Task
Transcribe all the records with complete accuracy.

Stored data entries
|---|
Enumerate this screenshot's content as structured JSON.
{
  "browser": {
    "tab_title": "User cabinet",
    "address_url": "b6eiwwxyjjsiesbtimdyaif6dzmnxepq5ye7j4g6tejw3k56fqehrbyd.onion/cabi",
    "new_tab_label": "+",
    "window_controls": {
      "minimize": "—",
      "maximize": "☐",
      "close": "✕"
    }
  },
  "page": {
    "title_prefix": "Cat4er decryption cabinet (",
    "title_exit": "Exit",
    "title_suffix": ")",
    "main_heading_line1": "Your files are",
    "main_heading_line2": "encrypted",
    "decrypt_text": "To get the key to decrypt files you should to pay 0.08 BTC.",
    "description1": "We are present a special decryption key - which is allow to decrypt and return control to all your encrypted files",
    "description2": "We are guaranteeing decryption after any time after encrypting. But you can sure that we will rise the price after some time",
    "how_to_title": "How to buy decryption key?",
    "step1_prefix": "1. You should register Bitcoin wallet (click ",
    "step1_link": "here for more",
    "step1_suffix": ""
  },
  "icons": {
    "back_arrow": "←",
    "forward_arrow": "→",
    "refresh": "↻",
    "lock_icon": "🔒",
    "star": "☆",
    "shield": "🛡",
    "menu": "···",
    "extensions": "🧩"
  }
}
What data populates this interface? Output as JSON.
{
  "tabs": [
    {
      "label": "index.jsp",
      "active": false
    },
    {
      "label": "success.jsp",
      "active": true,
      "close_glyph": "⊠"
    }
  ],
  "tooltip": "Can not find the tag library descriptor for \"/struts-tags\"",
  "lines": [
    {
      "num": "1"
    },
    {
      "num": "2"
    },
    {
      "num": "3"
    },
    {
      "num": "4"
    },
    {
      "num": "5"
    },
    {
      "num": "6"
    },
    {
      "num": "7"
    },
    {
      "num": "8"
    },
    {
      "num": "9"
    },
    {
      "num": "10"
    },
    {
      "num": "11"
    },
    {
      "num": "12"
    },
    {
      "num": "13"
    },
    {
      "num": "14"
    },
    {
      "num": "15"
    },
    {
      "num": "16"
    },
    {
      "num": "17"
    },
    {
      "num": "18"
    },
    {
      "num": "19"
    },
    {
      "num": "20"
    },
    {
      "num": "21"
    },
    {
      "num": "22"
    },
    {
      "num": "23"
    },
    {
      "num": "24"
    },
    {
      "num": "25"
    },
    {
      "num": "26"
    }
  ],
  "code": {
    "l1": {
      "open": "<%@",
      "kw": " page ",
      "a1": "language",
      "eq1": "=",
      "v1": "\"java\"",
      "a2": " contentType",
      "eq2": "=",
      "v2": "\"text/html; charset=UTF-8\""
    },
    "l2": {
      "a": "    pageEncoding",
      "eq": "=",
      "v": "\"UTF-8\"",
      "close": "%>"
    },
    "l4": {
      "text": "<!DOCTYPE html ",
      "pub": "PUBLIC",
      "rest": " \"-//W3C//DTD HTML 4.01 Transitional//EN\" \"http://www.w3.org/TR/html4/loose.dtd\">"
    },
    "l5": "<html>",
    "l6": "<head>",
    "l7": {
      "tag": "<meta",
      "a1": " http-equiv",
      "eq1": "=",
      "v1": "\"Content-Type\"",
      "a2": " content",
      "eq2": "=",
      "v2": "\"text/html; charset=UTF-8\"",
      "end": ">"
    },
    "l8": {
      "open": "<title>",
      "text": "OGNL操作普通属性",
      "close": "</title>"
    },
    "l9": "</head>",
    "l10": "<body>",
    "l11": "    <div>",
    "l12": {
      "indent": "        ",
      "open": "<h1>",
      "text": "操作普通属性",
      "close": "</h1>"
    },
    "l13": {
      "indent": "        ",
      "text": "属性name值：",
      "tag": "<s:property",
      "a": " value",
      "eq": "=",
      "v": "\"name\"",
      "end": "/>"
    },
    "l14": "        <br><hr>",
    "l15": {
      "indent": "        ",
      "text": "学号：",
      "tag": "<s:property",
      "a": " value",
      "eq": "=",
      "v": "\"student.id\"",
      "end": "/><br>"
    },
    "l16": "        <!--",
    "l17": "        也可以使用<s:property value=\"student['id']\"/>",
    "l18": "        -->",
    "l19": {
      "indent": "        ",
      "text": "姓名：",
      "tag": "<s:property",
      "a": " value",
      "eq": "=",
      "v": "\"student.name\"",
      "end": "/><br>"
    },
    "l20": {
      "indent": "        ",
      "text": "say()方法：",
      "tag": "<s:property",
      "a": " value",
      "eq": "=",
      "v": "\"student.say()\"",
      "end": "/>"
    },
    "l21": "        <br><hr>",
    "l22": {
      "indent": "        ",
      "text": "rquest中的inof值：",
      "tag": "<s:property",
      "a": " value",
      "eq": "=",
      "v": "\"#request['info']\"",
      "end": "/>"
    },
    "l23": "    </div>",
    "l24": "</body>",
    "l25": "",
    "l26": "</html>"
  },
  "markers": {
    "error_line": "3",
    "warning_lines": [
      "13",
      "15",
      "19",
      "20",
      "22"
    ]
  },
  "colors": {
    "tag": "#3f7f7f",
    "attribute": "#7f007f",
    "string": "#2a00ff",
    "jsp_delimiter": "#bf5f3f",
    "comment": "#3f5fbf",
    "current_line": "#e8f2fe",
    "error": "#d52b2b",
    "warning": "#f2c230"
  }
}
|---|
Task answer
Enumerate this screenshot's content as structured JSON.
{
  "browser": {
    "tab_title": "User cabinet",
    "address_url": "b6eiwwxyjjsiesbtimdyaif6dzmnxepq5ye7j4g6tejw3k56fqehrbyd.onion/cabi",
    "new_tab_label": "+",
    "window_controls": {
      "minimize": "—",
      "maximize": "☐",
      "close": "✕"
    }
  },
  "page": {
    "title_prefix": "Cat4er decryption cabinet (",
    "title_exit": "Exit",
    "title_suffix": ")",
    "main_heading_line1": "Your files are",
    "main_heading_line2": "encrypted",
    "decrypt_text": "To get the key to decrypt files you should to pay 0.08 BTC.",
    "description1": "We are present a special decryption key - which is allow to decrypt and return control to all your encrypted files",
    "description2": "We are guaranteeing decryption after any time after encrypting. But you can sure that we will rise the price after some time",
    "how_to_title": "How to buy decryption key?",
    "step1_prefix": "1. You should register Bitcoin wallet (click ",
    "step1_link": "here for more",
    "step1_suffix": ""
  },
  "icons": {
    "back_arrow": "←",
    "forward_arrow": "→",
    "refresh": "↻",
    "lock_icon": "🔒",
    "star": "☆",
    "shield": "🛡",
    "menu": "···",
    "extensions": "🧩"
  }
}
What data populates this interface? Output as JSON.
{
  "tabs": [
    {
      "label": "index.jsp",
      "active": false
    },
    {
      "label": "success.jsp",
      "active": true,
      "close_glyph": "⊠"
    }
  ],
  "tooltip": "Can not find the tag library descriptor for \"/struts-tags\"",
  "lines": [
    {
      "num": "1"
    },
    {
      "num": "2"
    },
    {
      "num": "3"
    },
    {
      "num": "4"
    },
    {
      "num": "5"
    },
    {
      "num": "6"
    },
    {
      "num": "7"
    },
    {
      "num": "8"
    },
    {
      "num": "9"
    },
    {
      "num": "10"
    },
    {
      "num": "11"
    },
    {
      "num": "12"
    },
    {
      "num": "13"
    },
    {
      "num": "14"
    },
    {
      "num": "15"
    },
    {
      "num": "16"
    },
    {
      "num": "17"
    },
    {
      "num": "18"
    },
    {
      "num": "19"
    },
    {
      "num": "20"
    },
    {
      "num": "21"
    },
    {
      "num": "22"
    },
    {
      "num": "23"
    },
    {
      "num": "24"
    },
    {
      "num": "25"
    },
    {
      "num": "26"
    }
  ],
  "code": {
    "l1": {
      "open": "<%@",
      "kw": " page ",
      "a1": "language",
      "eq1": "=",
      "v1": "\"java\"",
      "a2": " contentType",
      "eq2": "=",
      "v2": "\"text/html; charset=UTF-8\""
    },
    "l2": {
      "a": "    pageEncoding",
      "eq": "=",
      "v": "\"UTF-8\"",
      "close": "%>"
    },
    "l4": {
      "text": "<!DOCTYPE html ",
      "pub": "PUBLIC",
      "rest": " \"-//W3C//DTD HTML 4.01 Transitional//EN\" \"http://www.w3.org/TR/html4/loose.dtd\">"
    },
    "l5": "<html>",
    "l6": "<head>",
    "l7": {
      "tag": "<meta",
      "a1": " http-equiv",
      "eq1": "=",
      "v1": "\"Content-Type\"",
      "a2": " content",
      "eq2": "=",
      "v2": "\"text/html; charset=UTF-8\"",
      "end": ">"
    },
    "l8": {
      "open": "<title>",
      "text": "OGNL操作普通属性",
      "close": "</title>"
    },
    "l9": "</head>",
    "l10": "<body>",
    "l11": "    <div>",
    "l12": {
      "indent": "        ",
      "open": "<h1>",
      "text": "操作普通属性",
      "close": "</h1>"
    },
    "l13": {
      "indent": "        ",
      "text": "属性name值：",
      "tag": "<s:property",
      "a": " value",
      "eq": "=",
      "v": "\"name\"",
      "end": "/>"
    },
    "l14": "        <br><hr>",
    "l15": {
      "indent": "        ",
      "text": "学号：",
      "tag": "<s:property",
      "a": " value",
      "eq": "=",
      "v": "\"student.id\"",
      "end": "/><br>"
    },
    "l16": "        <!--",
    "l17": "        也可以使用<s:property value=\"student['id']\"/>",
    "l18": "        -->",
    "l19": {
      "indent": "        ",
      "text": "姓名：",
      "tag": "<s:property",
      "a": " value",
      "eq": "=",
      "v": "\"student.name\"",
      "end": "/><br>"
    },
    "l20": {
      "indent": "        ",
      "text": "say()方法：",
      "tag": "<s:property",
      "a": " value",
      "eq": "=",
      "v": "\"student.say()\"",
      "end": "/>"
    },
    "l21": "        <br><hr>",
    "l22": {
      "indent": "        ",
      "text": "rquest中的inof值：",
      "tag": "<s:property",
      "a": " value",
      "eq": "=",
      "v": "\"#request['info']\"",
      "end": "/>"
    },
    "l23": "    </div>",
    "l24": "</body>",
    "l25": "",
    "l26": "</html>"
  },
  "markers": {
    "error_line": "3",
    "warning_lines": [
      "13",
      "15",
      "19",
      "20",
      "22"
    ]
  },
  "colors": {
    "tag": "#3f7f7f",
    "attribute": "#7f007f",
    "string": "#2a00ff",
    "jsp_delimiter": "#bf5f3f",
    "comment": "#3f5fbf",
    "current_line": "#e8f2fe",
    "error": "#d52b2b",
    "warning": "#f2c230"
  }
}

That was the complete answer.